[Entries from a dataset]
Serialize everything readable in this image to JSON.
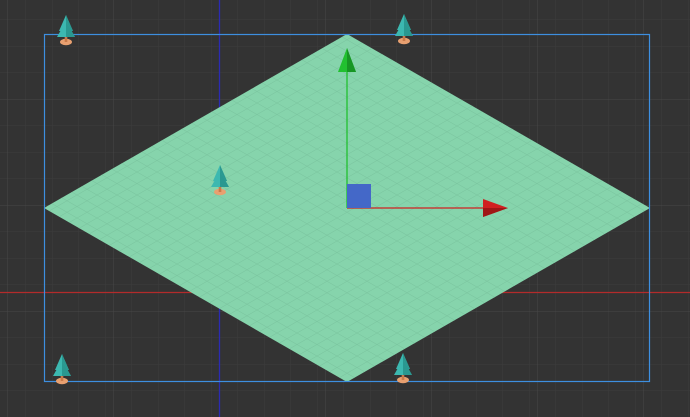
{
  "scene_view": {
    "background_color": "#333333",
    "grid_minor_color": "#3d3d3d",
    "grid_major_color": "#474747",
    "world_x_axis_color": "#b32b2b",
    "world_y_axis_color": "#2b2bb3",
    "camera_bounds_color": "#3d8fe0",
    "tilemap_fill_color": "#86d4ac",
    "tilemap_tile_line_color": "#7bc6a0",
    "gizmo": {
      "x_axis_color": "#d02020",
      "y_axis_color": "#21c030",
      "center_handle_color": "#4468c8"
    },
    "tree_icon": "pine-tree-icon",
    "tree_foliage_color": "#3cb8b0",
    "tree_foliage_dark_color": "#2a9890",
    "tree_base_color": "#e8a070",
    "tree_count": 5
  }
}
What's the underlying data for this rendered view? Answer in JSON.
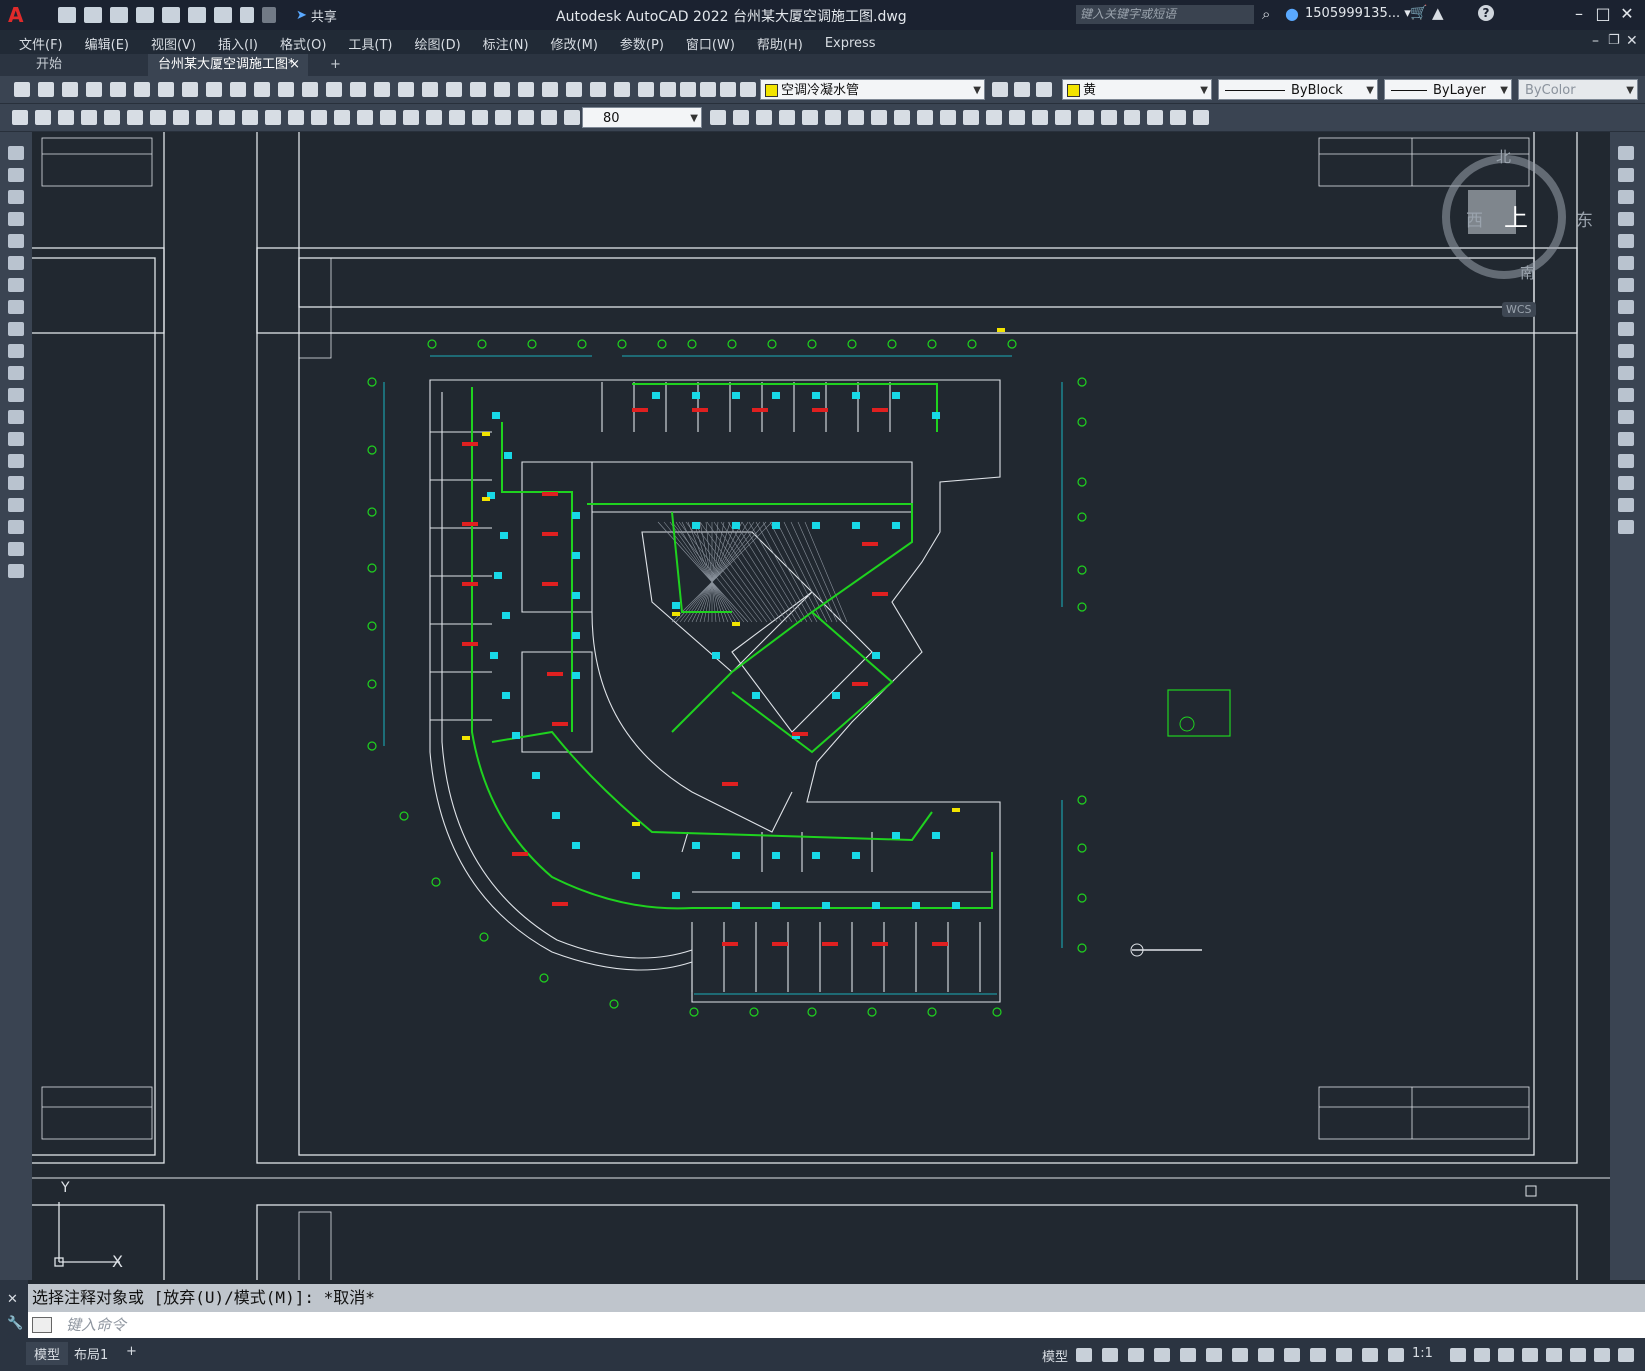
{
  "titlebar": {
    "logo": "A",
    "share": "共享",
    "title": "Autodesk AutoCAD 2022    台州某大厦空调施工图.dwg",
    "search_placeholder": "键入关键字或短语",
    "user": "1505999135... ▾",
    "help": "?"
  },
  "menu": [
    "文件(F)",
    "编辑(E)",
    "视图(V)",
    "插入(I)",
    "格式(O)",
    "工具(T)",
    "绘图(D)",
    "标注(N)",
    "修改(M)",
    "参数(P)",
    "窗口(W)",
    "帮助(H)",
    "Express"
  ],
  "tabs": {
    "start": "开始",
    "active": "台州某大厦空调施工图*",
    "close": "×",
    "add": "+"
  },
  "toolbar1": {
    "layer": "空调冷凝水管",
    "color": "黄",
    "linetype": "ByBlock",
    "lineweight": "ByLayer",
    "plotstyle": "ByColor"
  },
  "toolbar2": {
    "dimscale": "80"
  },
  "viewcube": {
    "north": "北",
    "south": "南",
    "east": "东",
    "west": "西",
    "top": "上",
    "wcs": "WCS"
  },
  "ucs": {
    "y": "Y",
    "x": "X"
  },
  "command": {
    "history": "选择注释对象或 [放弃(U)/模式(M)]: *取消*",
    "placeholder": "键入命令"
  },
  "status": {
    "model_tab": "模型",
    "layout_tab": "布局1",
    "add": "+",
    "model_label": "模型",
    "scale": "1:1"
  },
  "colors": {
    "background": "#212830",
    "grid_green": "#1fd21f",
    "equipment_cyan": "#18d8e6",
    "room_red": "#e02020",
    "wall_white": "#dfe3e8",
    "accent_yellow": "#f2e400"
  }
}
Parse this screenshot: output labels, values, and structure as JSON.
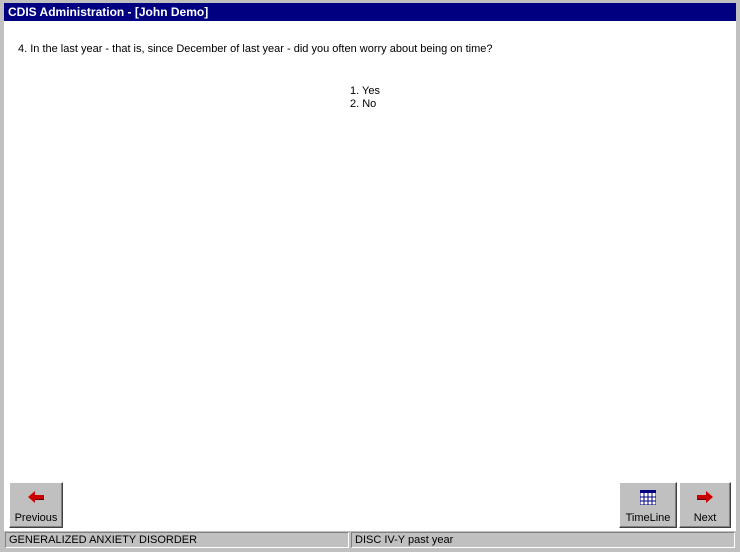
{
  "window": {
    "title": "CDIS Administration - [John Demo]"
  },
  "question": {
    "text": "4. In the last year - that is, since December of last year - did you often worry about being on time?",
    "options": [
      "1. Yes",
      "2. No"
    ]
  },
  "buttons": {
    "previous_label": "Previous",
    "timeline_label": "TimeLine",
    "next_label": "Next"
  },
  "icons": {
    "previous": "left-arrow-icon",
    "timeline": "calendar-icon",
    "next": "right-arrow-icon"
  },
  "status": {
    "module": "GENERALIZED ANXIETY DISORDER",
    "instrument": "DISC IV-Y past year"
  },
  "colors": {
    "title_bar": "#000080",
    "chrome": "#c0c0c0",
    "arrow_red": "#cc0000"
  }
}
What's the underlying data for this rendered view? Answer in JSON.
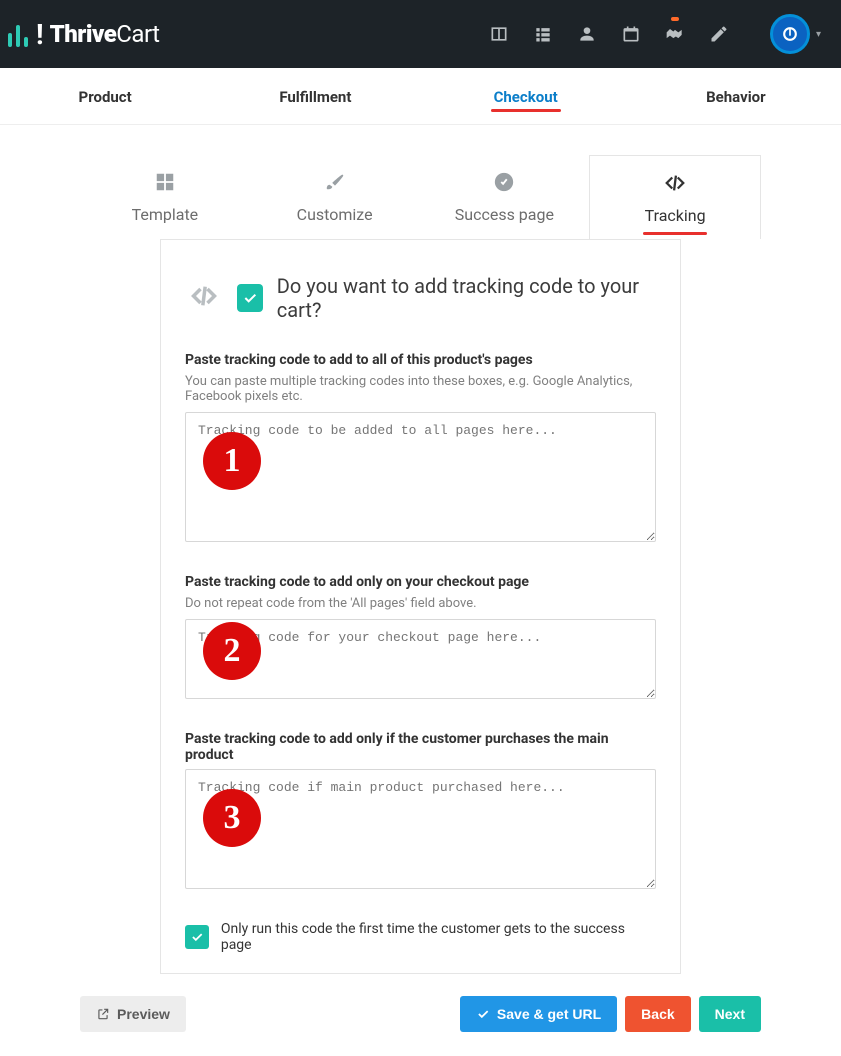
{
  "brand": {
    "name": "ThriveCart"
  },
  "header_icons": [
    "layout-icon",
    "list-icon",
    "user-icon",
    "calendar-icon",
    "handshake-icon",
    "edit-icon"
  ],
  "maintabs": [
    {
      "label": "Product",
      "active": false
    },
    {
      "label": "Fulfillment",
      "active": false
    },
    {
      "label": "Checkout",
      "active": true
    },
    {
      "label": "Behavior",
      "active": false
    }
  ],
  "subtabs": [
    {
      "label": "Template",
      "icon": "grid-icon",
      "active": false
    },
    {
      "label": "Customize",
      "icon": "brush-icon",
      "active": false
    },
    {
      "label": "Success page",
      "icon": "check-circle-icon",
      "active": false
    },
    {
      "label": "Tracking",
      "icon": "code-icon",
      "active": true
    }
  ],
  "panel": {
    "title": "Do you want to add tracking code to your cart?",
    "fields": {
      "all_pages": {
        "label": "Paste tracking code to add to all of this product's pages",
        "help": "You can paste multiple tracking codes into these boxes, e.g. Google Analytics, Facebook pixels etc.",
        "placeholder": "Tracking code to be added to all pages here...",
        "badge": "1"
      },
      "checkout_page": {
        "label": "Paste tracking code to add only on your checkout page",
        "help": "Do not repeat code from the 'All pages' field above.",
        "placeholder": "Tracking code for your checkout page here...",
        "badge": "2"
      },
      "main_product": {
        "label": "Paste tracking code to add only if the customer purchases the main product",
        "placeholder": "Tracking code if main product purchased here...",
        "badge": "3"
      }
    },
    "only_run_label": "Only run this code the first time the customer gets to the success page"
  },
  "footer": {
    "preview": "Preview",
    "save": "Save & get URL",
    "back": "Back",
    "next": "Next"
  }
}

■ **THE PROBLEM**: Identify each line containing the string "customer" and copy it out.

■ **COMPLETE RESPONSE**:
        "label": "Paste tracking code to add only if the customer purchases the main product",
    "only_run_label": "Only run this code the first time the customer gets to the success page"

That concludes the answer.